- **Work instructions**
Work out how many lines hold the string "Major". Give that number and nothing more.

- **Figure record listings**
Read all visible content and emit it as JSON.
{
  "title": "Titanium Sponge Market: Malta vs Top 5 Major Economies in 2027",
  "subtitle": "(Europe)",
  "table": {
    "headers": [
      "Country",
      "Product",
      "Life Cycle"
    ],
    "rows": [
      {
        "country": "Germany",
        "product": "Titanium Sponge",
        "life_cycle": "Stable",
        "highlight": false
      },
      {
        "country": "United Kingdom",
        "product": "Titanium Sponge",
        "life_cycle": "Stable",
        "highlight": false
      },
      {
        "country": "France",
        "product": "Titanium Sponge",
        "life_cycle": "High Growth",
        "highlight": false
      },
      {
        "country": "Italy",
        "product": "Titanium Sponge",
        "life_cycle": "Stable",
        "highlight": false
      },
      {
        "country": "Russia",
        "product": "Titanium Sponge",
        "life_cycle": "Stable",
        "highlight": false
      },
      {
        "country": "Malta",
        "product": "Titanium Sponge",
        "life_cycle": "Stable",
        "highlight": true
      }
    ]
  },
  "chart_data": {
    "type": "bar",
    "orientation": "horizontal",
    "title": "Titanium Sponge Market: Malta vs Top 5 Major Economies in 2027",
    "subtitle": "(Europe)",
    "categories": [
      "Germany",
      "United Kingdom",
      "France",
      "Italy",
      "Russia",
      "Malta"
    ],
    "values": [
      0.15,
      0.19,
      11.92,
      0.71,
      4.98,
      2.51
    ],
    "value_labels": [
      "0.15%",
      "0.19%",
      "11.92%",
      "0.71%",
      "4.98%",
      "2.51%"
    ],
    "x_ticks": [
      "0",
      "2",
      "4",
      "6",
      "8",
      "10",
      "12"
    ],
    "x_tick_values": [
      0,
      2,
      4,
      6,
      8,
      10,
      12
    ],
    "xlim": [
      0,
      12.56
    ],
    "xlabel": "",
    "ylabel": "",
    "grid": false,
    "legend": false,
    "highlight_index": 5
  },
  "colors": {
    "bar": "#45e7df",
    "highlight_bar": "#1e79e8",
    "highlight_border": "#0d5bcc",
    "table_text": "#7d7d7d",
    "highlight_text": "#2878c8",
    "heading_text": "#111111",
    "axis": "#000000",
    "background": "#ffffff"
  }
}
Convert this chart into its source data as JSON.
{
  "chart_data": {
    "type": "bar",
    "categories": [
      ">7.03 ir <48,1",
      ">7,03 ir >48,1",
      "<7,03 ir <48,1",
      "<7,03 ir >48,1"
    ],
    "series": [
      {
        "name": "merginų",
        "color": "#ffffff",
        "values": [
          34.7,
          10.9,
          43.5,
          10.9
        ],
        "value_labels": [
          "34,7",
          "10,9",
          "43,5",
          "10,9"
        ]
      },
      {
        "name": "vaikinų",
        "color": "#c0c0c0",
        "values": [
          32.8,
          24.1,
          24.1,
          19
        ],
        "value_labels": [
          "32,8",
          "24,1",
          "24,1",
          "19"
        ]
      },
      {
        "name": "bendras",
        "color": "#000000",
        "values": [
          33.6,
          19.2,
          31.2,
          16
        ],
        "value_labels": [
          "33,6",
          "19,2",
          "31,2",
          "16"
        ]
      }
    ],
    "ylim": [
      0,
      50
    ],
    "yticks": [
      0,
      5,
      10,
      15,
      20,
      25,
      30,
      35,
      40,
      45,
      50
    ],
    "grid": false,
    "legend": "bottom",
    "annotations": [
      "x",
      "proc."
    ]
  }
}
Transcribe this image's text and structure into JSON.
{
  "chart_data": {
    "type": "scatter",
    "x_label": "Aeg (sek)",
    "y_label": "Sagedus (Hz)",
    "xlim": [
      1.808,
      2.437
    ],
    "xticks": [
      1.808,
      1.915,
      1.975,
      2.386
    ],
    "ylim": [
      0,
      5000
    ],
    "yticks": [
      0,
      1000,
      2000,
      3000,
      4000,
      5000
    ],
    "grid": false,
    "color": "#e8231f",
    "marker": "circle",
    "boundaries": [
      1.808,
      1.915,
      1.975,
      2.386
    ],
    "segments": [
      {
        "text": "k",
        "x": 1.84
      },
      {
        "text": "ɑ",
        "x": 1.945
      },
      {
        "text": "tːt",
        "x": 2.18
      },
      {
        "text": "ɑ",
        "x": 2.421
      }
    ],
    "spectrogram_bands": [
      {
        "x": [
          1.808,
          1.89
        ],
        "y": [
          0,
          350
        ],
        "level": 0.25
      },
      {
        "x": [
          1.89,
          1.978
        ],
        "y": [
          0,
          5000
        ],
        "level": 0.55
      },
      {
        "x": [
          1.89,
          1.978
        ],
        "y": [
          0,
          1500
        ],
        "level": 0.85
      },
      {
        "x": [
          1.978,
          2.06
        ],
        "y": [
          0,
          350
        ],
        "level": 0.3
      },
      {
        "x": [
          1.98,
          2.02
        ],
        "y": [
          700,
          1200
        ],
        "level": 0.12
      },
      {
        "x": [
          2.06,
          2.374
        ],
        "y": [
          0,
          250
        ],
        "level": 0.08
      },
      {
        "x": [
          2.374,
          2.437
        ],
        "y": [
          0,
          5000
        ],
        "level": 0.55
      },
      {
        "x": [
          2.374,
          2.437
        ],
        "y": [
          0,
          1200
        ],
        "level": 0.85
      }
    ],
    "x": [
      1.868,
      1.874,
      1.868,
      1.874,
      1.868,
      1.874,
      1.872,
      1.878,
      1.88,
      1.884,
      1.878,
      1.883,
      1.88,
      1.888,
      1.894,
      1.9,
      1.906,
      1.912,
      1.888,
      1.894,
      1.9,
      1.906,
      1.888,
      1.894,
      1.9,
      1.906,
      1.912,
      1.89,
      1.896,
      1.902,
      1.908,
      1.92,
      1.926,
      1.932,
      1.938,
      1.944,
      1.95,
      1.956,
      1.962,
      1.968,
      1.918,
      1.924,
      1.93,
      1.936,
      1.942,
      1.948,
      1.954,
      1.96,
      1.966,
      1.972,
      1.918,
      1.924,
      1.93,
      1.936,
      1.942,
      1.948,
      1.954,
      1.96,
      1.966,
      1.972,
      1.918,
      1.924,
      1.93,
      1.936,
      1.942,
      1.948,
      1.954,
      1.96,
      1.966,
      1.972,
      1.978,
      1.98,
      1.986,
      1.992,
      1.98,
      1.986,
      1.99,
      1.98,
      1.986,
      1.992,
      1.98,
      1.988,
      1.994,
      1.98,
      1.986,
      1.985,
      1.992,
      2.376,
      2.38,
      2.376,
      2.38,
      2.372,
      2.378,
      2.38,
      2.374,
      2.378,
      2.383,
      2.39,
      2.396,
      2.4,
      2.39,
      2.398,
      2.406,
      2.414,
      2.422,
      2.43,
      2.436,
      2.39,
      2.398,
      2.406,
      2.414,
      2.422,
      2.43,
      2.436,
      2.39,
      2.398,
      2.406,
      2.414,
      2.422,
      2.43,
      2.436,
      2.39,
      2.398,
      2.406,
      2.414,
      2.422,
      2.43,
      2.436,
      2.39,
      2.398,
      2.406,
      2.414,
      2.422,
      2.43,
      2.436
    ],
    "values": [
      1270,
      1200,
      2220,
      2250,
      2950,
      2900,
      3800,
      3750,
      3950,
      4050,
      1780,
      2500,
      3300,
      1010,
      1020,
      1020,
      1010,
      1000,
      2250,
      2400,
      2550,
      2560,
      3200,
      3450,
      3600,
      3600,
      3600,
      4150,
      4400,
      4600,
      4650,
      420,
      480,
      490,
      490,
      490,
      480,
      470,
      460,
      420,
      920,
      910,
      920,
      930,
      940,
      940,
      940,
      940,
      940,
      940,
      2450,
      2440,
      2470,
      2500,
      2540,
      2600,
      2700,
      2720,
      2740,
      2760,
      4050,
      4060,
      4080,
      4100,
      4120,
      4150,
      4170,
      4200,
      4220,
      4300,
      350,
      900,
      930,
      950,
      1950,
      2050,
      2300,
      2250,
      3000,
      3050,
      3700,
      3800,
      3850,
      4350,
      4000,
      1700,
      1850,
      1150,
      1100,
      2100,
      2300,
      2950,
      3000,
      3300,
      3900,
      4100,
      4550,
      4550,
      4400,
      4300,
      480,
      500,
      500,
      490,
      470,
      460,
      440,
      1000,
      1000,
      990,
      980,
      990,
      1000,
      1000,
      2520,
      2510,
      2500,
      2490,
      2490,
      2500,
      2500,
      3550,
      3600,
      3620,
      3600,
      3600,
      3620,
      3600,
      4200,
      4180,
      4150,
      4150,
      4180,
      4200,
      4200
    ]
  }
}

- **Full solution**
2